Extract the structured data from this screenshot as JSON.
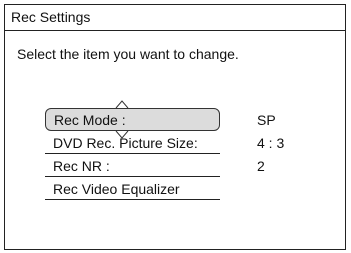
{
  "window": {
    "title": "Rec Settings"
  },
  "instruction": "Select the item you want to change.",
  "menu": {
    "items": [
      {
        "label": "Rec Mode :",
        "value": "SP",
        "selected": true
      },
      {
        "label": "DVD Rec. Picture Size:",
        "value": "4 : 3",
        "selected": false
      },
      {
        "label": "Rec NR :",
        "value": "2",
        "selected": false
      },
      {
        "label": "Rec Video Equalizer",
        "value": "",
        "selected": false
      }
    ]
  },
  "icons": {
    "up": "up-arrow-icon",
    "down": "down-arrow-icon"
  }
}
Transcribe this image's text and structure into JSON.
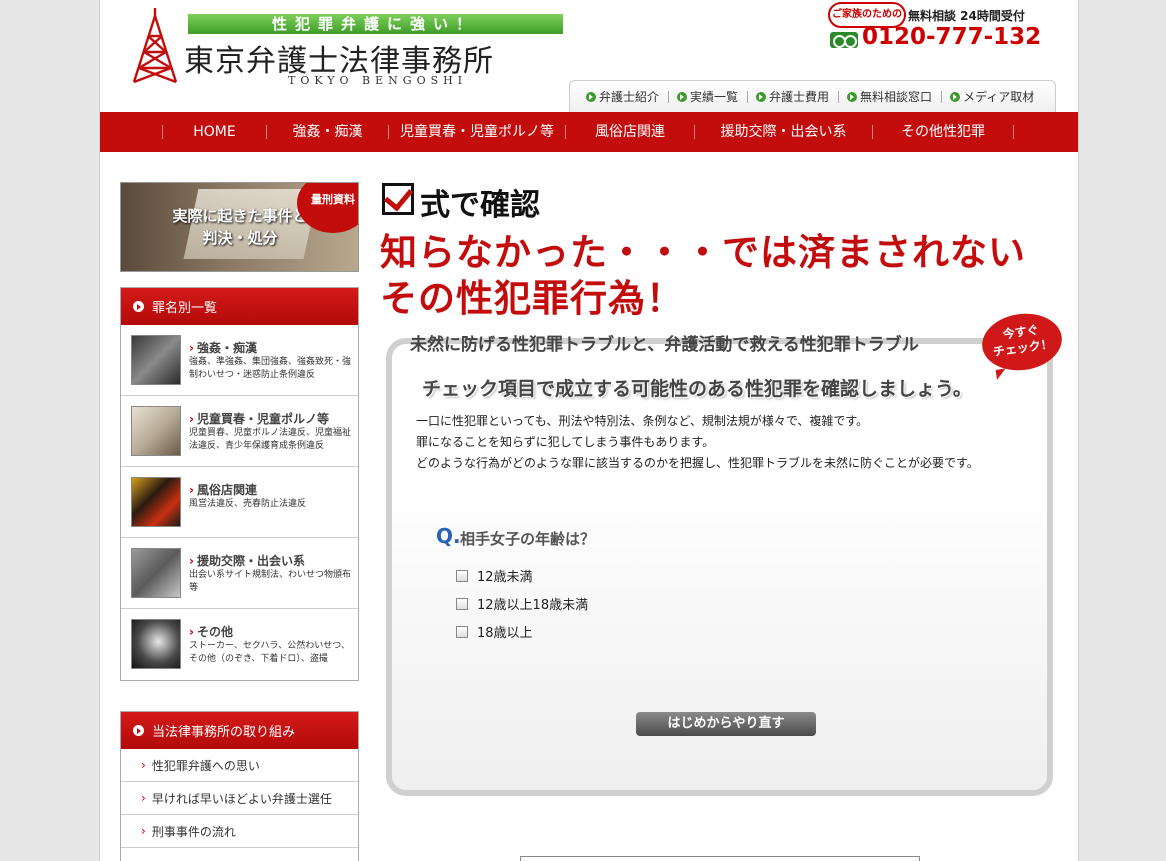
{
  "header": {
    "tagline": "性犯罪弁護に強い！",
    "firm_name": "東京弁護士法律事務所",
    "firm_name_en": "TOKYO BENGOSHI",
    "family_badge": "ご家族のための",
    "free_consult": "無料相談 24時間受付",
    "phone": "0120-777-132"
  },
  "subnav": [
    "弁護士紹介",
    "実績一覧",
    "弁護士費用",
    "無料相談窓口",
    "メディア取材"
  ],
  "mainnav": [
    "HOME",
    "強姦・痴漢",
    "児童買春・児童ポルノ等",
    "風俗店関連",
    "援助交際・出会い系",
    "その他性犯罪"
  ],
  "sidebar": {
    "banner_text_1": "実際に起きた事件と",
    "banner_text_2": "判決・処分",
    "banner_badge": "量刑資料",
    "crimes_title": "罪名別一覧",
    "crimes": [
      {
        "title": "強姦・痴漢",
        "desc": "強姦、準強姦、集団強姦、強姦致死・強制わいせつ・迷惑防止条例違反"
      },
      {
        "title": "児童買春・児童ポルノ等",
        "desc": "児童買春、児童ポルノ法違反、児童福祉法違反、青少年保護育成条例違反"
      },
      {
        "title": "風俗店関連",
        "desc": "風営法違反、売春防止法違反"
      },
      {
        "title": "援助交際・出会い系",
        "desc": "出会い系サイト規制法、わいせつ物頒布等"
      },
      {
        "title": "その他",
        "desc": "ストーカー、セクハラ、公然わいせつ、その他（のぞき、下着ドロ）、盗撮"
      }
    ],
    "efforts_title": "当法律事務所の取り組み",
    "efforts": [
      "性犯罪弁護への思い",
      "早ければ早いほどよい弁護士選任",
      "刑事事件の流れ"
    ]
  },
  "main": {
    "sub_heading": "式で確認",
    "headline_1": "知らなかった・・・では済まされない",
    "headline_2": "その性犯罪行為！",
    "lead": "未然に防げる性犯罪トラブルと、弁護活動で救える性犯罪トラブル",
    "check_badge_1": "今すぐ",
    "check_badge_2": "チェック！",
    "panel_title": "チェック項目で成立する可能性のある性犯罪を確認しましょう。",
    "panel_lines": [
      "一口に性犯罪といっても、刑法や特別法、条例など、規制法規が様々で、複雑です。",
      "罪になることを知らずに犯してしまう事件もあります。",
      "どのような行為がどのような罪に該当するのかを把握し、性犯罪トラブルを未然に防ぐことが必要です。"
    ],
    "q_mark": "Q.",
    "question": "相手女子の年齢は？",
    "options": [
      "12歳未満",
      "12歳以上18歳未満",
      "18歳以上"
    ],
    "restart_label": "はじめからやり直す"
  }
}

---

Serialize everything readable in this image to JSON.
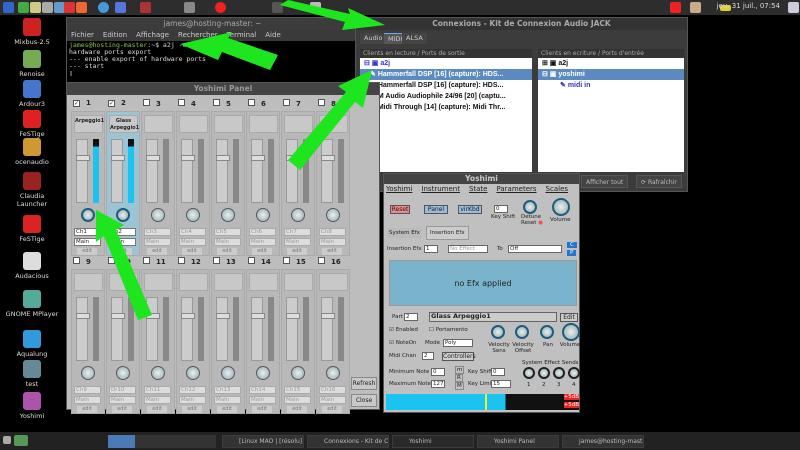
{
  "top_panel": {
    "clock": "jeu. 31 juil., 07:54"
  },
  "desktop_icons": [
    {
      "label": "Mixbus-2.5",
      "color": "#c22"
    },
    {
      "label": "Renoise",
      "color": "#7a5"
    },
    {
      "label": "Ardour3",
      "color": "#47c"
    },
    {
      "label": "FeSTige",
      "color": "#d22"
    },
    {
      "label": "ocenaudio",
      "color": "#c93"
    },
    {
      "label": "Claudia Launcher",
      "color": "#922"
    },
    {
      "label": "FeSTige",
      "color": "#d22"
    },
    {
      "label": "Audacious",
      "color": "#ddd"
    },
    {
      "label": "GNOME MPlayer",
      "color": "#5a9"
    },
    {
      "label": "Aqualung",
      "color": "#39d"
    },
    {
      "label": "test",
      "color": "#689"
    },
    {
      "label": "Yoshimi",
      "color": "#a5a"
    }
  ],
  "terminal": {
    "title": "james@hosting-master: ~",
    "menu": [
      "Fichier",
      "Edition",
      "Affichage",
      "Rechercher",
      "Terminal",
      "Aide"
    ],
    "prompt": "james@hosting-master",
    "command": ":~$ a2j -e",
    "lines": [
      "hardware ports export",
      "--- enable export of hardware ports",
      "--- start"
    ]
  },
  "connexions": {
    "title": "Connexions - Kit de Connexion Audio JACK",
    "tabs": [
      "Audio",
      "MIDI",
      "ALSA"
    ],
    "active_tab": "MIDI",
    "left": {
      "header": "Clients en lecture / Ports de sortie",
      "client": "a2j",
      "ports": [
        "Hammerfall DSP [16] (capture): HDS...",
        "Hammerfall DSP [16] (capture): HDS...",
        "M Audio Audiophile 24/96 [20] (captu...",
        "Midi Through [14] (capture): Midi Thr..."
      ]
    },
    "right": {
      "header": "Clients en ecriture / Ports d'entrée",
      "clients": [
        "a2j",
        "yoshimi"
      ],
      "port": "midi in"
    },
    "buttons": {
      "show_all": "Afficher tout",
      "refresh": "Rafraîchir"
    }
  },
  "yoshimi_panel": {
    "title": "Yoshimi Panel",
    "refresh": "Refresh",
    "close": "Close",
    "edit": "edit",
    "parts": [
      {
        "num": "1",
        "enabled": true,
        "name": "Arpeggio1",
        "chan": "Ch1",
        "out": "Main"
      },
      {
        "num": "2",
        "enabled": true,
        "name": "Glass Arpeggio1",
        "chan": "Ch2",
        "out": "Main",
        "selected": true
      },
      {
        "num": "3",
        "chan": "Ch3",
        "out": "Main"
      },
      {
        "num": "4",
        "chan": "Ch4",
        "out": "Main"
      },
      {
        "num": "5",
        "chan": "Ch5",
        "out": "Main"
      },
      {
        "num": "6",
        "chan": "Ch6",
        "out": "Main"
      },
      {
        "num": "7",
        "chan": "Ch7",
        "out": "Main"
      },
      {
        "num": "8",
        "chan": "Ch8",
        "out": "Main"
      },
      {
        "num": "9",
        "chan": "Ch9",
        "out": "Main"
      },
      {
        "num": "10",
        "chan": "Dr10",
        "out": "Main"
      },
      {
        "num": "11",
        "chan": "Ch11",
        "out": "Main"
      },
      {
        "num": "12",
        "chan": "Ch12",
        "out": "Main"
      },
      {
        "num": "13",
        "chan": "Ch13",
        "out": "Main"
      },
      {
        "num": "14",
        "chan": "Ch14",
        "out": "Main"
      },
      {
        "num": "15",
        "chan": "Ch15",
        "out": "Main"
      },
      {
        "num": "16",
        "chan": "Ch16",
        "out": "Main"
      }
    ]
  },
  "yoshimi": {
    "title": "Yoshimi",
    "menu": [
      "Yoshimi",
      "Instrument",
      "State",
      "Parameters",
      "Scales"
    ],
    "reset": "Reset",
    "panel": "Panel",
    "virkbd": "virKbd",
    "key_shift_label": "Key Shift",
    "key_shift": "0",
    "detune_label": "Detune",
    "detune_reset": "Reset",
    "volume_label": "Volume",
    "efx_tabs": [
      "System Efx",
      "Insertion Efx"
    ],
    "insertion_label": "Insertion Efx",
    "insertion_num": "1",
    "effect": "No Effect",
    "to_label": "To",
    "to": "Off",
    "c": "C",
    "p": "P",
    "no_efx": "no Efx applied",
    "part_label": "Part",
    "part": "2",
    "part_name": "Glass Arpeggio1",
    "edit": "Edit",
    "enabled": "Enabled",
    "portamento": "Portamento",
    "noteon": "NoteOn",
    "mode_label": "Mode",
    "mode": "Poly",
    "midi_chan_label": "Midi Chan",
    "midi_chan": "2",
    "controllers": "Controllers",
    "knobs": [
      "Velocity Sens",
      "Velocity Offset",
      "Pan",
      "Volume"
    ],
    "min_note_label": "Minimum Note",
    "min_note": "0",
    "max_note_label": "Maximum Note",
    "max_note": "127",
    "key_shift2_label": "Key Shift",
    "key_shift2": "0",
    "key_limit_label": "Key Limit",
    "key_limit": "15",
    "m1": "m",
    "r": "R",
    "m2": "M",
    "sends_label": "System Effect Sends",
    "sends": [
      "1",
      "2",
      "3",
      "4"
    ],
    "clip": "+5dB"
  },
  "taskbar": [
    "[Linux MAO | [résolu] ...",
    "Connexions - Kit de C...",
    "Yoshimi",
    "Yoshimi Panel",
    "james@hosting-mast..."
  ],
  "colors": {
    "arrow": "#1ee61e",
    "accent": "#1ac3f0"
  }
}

*What needs to be done*
Locate each line with the word "System" and copy it.

*Exercise output*
      "System Efx",
    "sends_label": "System Effect Sends",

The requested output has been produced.